_YOUR TASK_: Show only lines that include "consumo".

_LISTING_:
===============
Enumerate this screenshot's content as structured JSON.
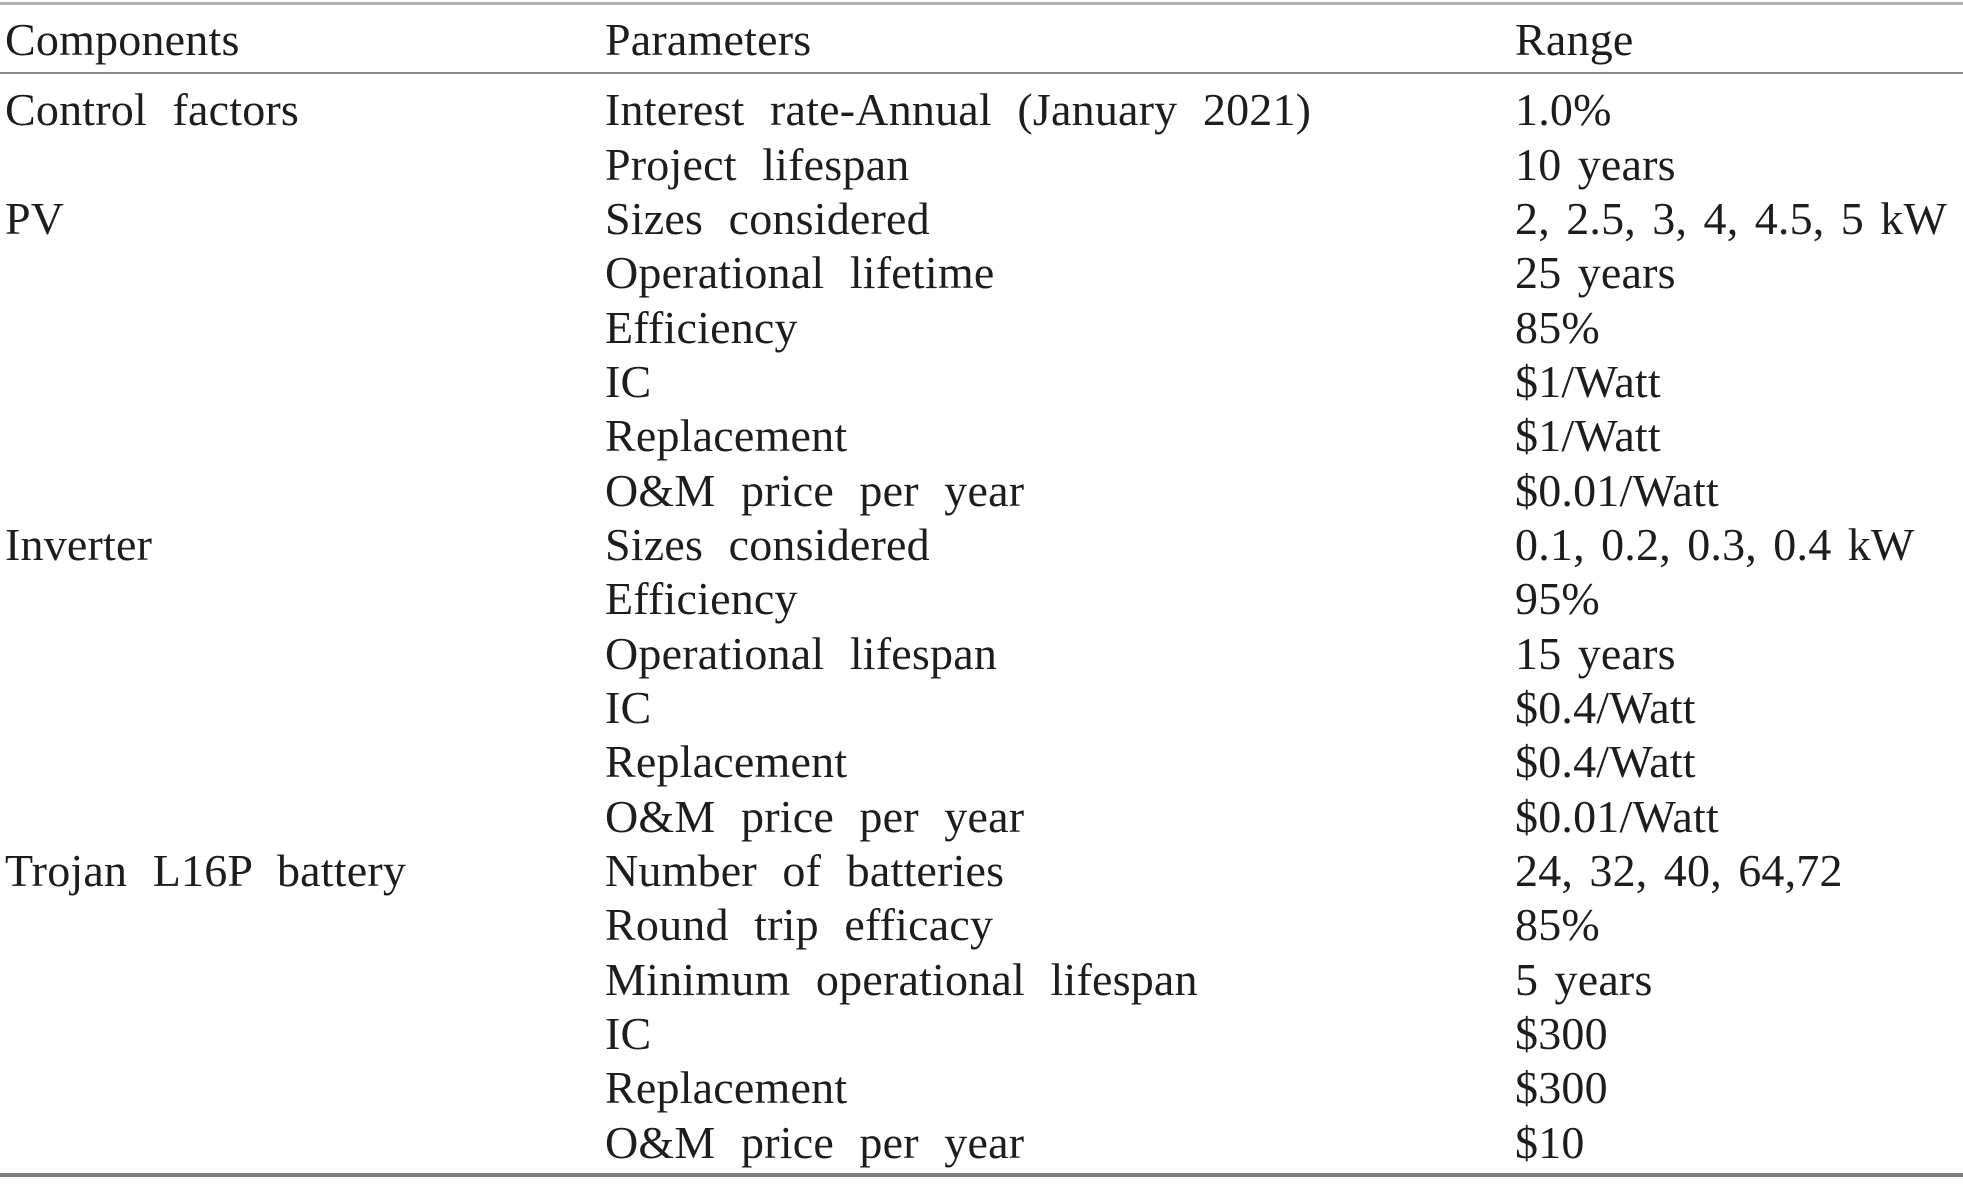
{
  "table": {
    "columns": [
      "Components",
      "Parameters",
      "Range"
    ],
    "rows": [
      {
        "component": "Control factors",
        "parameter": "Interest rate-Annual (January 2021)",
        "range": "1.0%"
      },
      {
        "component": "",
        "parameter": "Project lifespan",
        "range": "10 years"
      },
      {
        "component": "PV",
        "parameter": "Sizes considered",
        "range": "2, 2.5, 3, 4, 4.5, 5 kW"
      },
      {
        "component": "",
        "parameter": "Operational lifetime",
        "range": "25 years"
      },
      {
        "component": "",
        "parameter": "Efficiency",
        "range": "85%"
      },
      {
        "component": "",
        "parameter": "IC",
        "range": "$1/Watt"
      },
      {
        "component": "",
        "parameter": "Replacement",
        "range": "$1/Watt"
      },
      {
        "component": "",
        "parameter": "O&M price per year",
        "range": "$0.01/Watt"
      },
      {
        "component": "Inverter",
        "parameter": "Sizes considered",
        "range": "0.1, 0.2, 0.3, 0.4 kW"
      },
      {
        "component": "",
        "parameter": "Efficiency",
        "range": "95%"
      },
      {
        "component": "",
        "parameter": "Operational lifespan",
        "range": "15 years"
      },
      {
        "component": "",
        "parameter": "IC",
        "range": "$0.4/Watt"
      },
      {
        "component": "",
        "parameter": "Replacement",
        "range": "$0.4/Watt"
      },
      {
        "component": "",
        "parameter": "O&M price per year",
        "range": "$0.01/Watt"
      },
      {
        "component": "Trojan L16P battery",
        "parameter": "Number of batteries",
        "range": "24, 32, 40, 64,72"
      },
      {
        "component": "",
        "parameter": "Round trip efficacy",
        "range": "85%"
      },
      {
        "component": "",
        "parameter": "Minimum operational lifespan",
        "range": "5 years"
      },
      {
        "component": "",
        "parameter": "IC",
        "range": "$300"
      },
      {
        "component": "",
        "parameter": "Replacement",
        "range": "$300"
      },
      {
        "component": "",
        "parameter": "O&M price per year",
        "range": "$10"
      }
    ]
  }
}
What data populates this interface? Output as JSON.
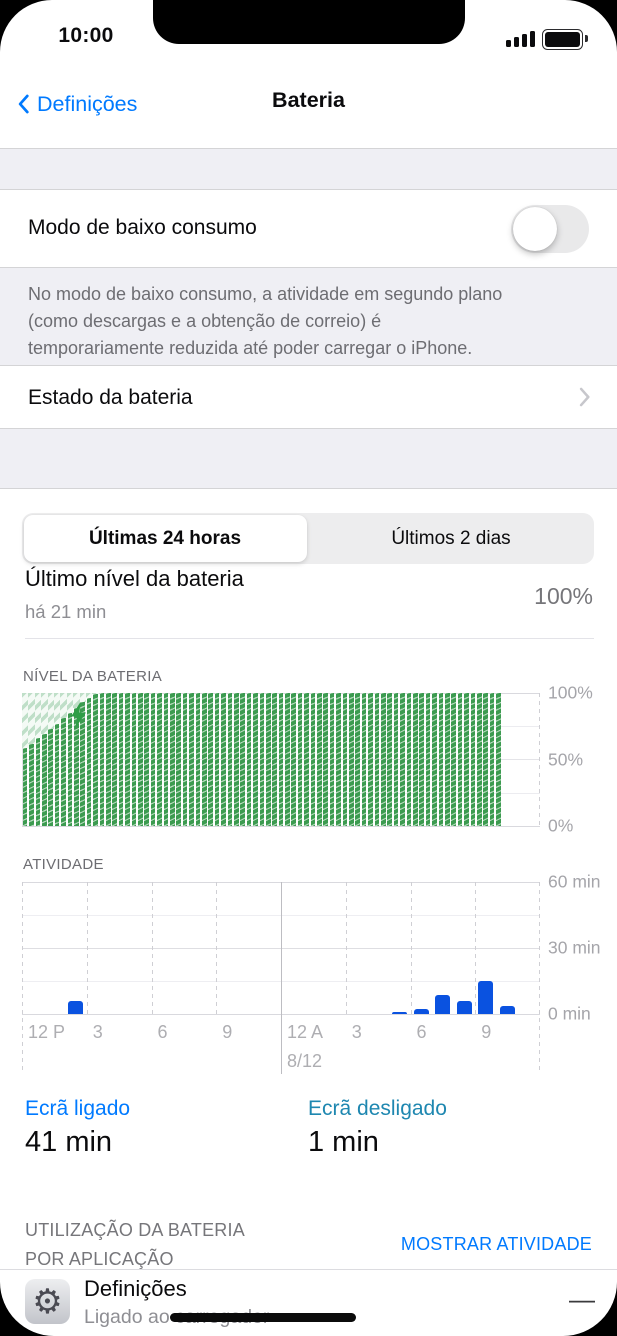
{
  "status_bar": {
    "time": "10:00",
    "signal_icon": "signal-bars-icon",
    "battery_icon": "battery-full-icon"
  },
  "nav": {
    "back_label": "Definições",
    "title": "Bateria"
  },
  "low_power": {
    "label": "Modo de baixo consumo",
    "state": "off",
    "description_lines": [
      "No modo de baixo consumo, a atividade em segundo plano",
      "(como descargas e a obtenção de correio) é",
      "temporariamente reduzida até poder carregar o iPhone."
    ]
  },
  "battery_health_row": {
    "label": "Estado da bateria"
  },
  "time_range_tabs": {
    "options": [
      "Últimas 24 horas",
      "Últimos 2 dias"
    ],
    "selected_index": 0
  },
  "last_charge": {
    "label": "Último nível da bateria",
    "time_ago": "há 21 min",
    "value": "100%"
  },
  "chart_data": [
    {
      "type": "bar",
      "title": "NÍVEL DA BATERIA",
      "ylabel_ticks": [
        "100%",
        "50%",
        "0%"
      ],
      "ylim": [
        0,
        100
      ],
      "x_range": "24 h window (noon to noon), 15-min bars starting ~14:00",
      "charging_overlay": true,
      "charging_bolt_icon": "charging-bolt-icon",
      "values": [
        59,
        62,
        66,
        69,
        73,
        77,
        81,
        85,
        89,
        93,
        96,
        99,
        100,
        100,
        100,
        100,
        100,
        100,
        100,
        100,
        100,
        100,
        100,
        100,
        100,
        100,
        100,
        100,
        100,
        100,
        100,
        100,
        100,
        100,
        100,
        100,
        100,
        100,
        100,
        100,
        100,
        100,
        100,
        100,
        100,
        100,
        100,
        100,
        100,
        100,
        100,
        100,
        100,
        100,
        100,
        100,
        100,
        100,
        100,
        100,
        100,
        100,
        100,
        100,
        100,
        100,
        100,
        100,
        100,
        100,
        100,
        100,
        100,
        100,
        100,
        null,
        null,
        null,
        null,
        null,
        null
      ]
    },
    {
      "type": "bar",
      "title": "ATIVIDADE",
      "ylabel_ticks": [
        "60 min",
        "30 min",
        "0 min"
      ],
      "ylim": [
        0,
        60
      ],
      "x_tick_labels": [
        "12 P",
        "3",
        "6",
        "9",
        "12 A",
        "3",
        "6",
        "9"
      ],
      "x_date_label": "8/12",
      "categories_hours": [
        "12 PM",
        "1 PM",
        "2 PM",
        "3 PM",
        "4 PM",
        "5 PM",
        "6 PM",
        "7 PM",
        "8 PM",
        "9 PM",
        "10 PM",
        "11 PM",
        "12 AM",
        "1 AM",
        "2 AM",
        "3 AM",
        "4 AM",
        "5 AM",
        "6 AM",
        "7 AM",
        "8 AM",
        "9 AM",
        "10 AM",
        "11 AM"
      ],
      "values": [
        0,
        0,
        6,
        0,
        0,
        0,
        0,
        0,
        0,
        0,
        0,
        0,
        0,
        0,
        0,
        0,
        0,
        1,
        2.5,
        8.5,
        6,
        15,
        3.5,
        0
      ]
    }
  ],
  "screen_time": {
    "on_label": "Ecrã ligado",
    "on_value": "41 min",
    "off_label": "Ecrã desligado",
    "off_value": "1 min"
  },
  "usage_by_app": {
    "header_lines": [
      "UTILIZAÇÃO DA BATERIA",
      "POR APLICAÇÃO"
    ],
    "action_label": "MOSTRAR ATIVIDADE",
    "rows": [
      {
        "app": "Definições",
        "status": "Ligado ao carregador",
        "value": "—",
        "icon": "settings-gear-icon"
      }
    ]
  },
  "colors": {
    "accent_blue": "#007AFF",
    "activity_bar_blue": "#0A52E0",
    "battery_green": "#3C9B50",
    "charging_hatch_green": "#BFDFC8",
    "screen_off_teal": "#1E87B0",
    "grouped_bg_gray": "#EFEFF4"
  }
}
===============
_EXERCISE RESPONSE_:
    "label": "Modo de baixo consumo",
      "No modo de baixo consumo, a atividade em segundo plano",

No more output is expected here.